### WHAT YOU ARE ASKED TO DO
Transcribe all the entries word for word, skipping the pictures.

### GIVEN ENTRIES

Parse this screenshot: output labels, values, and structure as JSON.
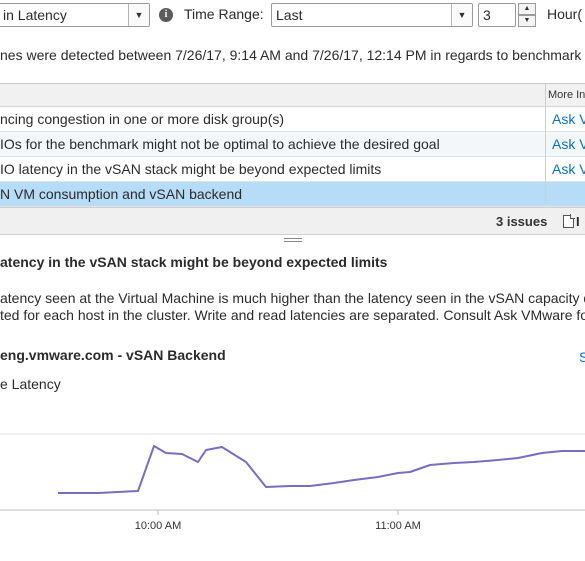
{
  "toolbar": {
    "metric_select": "in Latency",
    "time_range_label": "Time Range:",
    "range_select": "Last",
    "range_value": "3",
    "unit_label": "Hour("
  },
  "summary_text": "nes were detected between 7/26/17, 9:14 AM and 7/26/17, 12:14 PM in regards to benchmark goal",
  "issues_table": {
    "more_info_header": "More In",
    "rows": [
      {
        "text": "ncing congestion in one or more disk group(s)",
        "link": "Ask V"
      },
      {
        "text": "IOs for the benchmark might not be optimal to achieve the desired goal",
        "link": "Ask V"
      },
      {
        "text": "IO latency in the vSAN stack might be beyond expected limits",
        "link": "Ask V"
      },
      {
        "text": "N VM consumption and vSAN backend",
        "link": ""
      }
    ],
    "issue_count": "3 issues",
    "export_extra": "I"
  },
  "detail": {
    "title": "atency in the vSAN stack might be beyond expected limits",
    "description_line1": "atency seen at the Virtual Machine is much higher than the latency seen in the vSAN capacity devi",
    "description_line2": "ted for each host in the cluster. Write and read latencies are separated. Consult Ask VMware for a"
  },
  "chart": {
    "host_title": "eng.vmware.com - vSAN Backend",
    "side_link": "S",
    "series_label": "e Latency"
  },
  "chart_data": {
    "type": "line",
    "x_ticks": [
      "10:00 AM",
      "11:00 AM"
    ],
    "x": [
      "9:35",
      "9:45",
      "9:50",
      "9:55",
      "9:59",
      "10:02",
      "10:06",
      "10:10",
      "10:12",
      "10:16",
      "10:22",
      "10:27",
      "10:33",
      "10:38",
      "10:44",
      "10:49",
      "10:55",
      "11:00",
      "11:03",
      "11:08",
      "11:14",
      "11:19",
      "11:25",
      "11:30",
      "11:36",
      "11:41",
      "11:47",
      "11:52"
    ],
    "series": [
      {
        "color": "#7b6cc0",
        "values": [
          0.17,
          0.17,
          0.18,
          0.19,
          0.64,
          0.57,
          0.56,
          0.48,
          0.6,
          0.63,
          0.48,
          0.23,
          0.24,
          0.24,
          0.27,
          0.3,
          0.33,
          0.37,
          0.38,
          0.45,
          0.47,
          0.48,
          0.5,
          0.52,
          0.57,
          0.59,
          0.59,
          0.61
        ]
      }
    ],
    "grid": false
  }
}
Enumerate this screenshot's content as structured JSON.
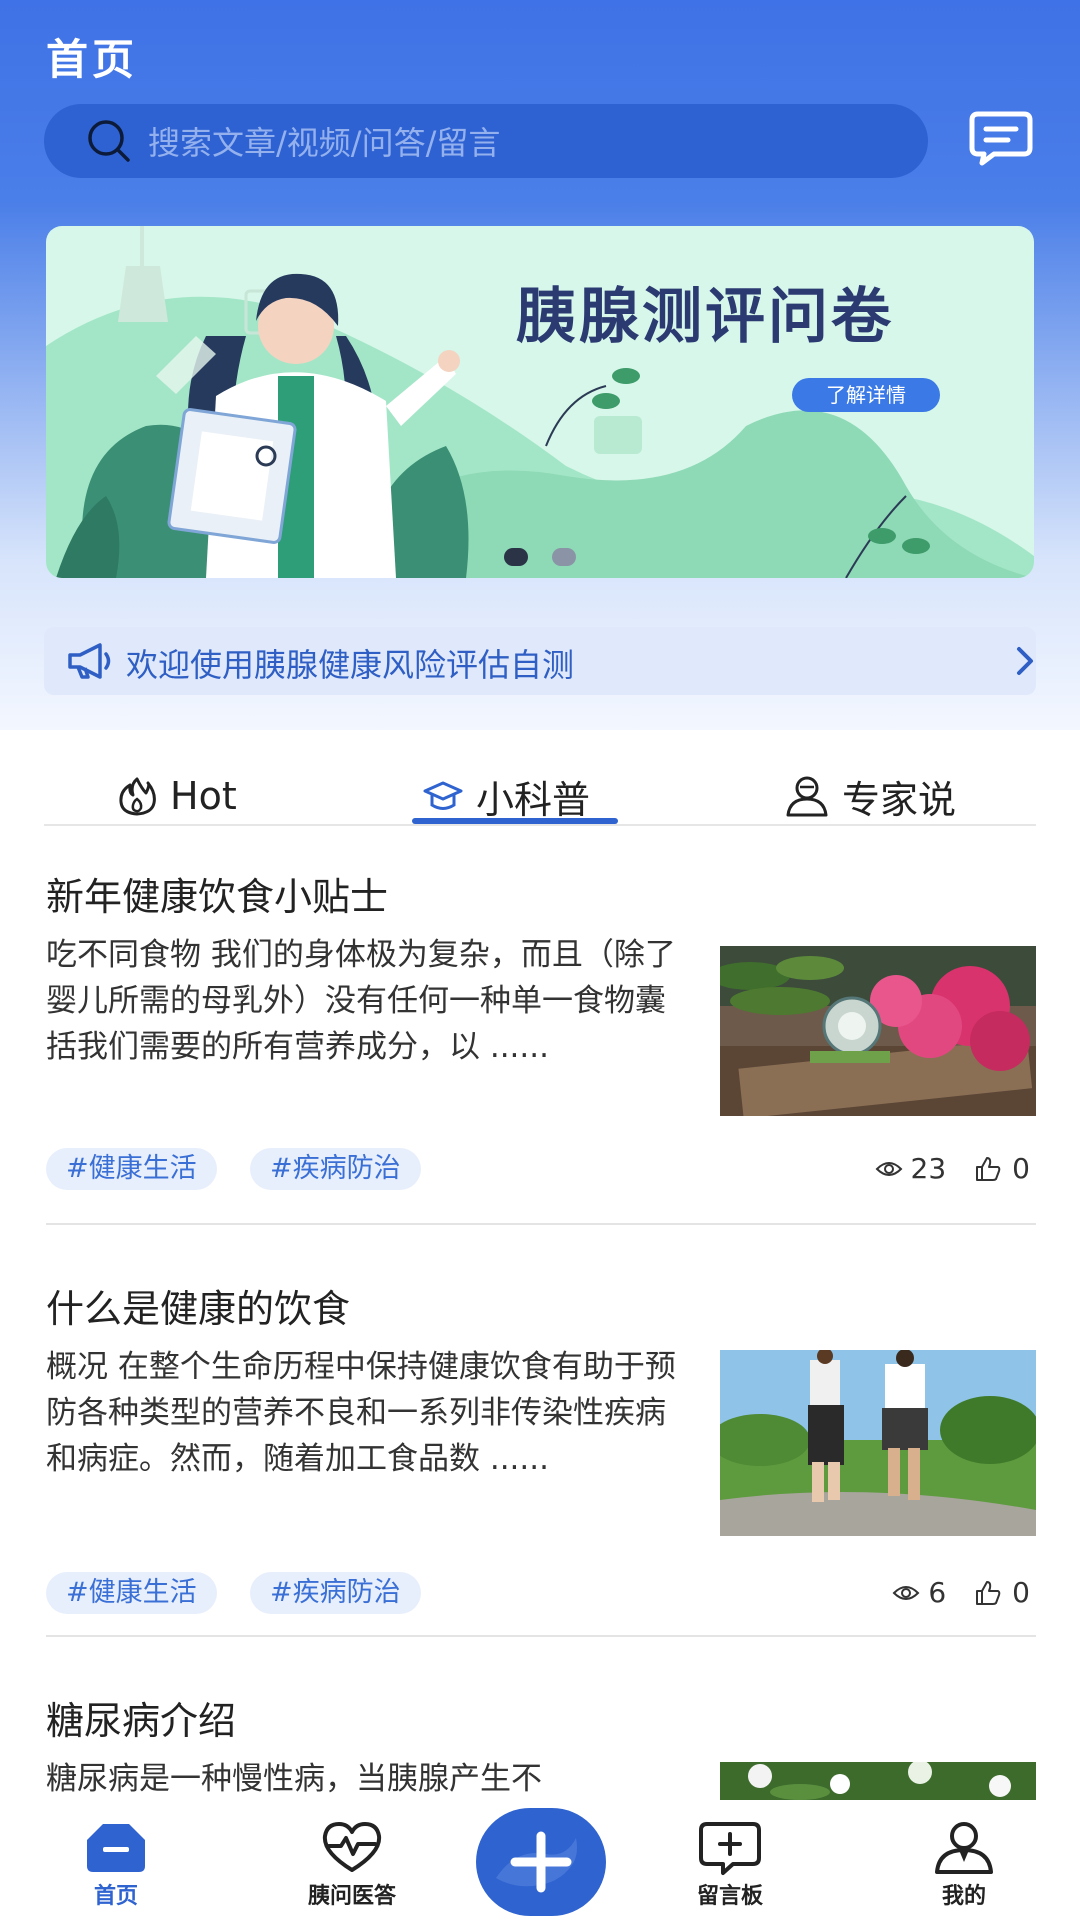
{
  "header": {
    "title": "首页",
    "search_placeholder": "搜索文章/视频/问答/留言"
  },
  "banner": {
    "title": "胰腺测评问卷",
    "button_label": "了解详情"
  },
  "notice": {
    "text": "欢迎使用胰腺健康风险评估自测"
  },
  "tabs": [
    {
      "label": "Hot",
      "active": false
    },
    {
      "label": "小科普",
      "active": true
    },
    {
      "label": "专家说",
      "active": false
    }
  ],
  "articles": [
    {
      "title": "新年健康饮食小贴士",
      "summary": "吃不同食物 我们的身体极为复杂，而且（除了婴儿所需的母乳外）没有任何一种单一食物囊括我们需要的所有营养成分，以 ......",
      "tags": [
        "#健康生活",
        "#疾病防治"
      ],
      "views": "23",
      "likes": "0"
    },
    {
      "title": "什么是健康的饮食",
      "summary": "概况 在整个生命历程中保持健康饮食有助于预防各种类型的营养不良和一系列非传染性疾病和病症。然而，随着加工食品数 ......",
      "tags": [
        "#健康生活",
        "#疾病防治"
      ],
      "views": "6",
      "likes": "0"
    },
    {
      "title": "糖尿病介绍",
      "summary": "糖尿病是一种慢性病，当胰腺产生不"
    }
  ],
  "nav": {
    "items": [
      {
        "label": "首页",
        "icon": "home-icon",
        "active": true
      },
      {
        "label": "胰问医答",
        "icon": "heart-pulse-icon",
        "active": false
      },
      {
        "label": "留言板",
        "icon": "message-add-icon",
        "active": false
      },
      {
        "label": "我的",
        "icon": "profile-icon",
        "active": false
      }
    ]
  },
  "colors": {
    "primary": "#2f63d0",
    "header_blue": "#3f72e6",
    "banner_bg": "#d6f7e9",
    "tag_bg": "#e8effc"
  }
}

### RESULT FOR THIS TASK
Parse this screenshot: output labels, values, and structure as JSON.
{
  "toolbar": {
    "metric_select": "in Latency",
    "time_range_label": "Time Range:",
    "range_select": "Last",
    "range_value": "3",
    "unit_label": "Hour("
  },
  "summary_text": "nes were detected between 7/26/17, 9:14 AM and 7/26/17, 12:14 PM in regards to benchmark goal",
  "issues_table": {
    "more_info_header": "More In",
    "rows": [
      {
        "text": "ncing congestion in one or more disk group(s)",
        "link": "Ask V"
      },
      {
        "text": "IOs for the benchmark might not be optimal to achieve the desired goal",
        "link": "Ask V"
      },
      {
        "text": "IO latency in the vSAN stack might be beyond expected limits",
        "link": "Ask V"
      },
      {
        "text": "N VM consumption and vSAN backend",
        "link": ""
      }
    ],
    "issue_count": "3 issues",
    "export_extra": "I"
  },
  "detail": {
    "title": "atency in the vSAN stack might be beyond expected limits",
    "description_line1": "atency seen at the Virtual Machine is much higher than the latency seen in the vSAN capacity devi",
    "description_line2": "ted for each host in the cluster. Write and read latencies are separated. Consult Ask VMware for a"
  },
  "chart": {
    "host_title": "eng.vmware.com - vSAN Backend",
    "side_link": "S",
    "series_label": "e Latency"
  },
  "chart_data": {
    "type": "line",
    "x_ticks": [
      "10:00 AM",
      "11:00 AM"
    ],
    "x": [
      "9:35",
      "9:45",
      "9:50",
      "9:55",
      "9:59",
      "10:02",
      "10:06",
      "10:10",
      "10:12",
      "10:16",
      "10:22",
      "10:27",
      "10:33",
      "10:38",
      "10:44",
      "10:49",
      "10:55",
      "11:00",
      "11:03",
      "11:08",
      "11:14",
      "11:19",
      "11:25",
      "11:30",
      "11:36",
      "11:41",
      "11:47",
      "11:52"
    ],
    "series": [
      {
        "color": "#7b6cc0",
        "values": [
          0.17,
          0.17,
          0.18,
          0.19,
          0.64,
          0.57,
          0.56,
          0.48,
          0.6,
          0.63,
          0.48,
          0.23,
          0.24,
          0.24,
          0.27,
          0.3,
          0.33,
          0.37,
          0.38,
          0.45,
          0.47,
          0.48,
          0.5,
          0.52,
          0.57,
          0.59,
          0.59,
          0.61
        ]
      }
    ],
    "grid": false
  }
}
Enumerate this screenshot's content as structured JSON.
{
  "header": {
    "title": "首页",
    "search_placeholder": "搜索文章/视频/问答/留言"
  },
  "banner": {
    "title": "胰腺测评问卷",
    "button_label": "了解详情"
  },
  "notice": {
    "text": "欢迎使用胰腺健康风险评估自测"
  },
  "tabs": [
    {
      "label": "Hot",
      "active": false
    },
    {
      "label": "小科普",
      "active": true
    },
    {
      "label": "专家说",
      "active": false
    }
  ],
  "articles": [
    {
      "title": "新年健康饮食小贴士",
      "summary": "吃不同食物 我们的身体极为复杂，而且（除了婴儿所需的母乳外）没有任何一种单一食物囊括我们需要的所有营养成分，以 ......",
      "tags": [
        "#健康生活",
        "#疾病防治"
      ],
      "views": "23",
      "likes": "0"
    },
    {
      "title": "什么是健康的饮食",
      "summary": "概况 在整个生命历程中保持健康饮食有助于预防各种类型的营养不良和一系列非传染性疾病和病症。然而，随着加工食品数 ......",
      "tags": [
        "#健康生活",
        "#疾病防治"
      ],
      "views": "6",
      "likes": "0"
    },
    {
      "title": "糖尿病介绍",
      "summary": "糖尿病是一种慢性病，当胰腺产生不"
    }
  ],
  "nav": {
    "items": [
      {
        "label": "首页",
        "icon": "home-icon",
        "active": true
      },
      {
        "label": "胰问医答",
        "icon": "heart-pulse-icon",
        "active": false
      },
      {
        "label": "留言板",
        "icon": "message-add-icon",
        "active": false
      },
      {
        "label": "我的",
        "icon": "profile-icon",
        "active": false
      }
    ]
  },
  "colors": {
    "primary": "#2f63d0",
    "header_blue": "#3f72e6",
    "banner_bg": "#d6f7e9",
    "tag_bg": "#e8effc"
  }
}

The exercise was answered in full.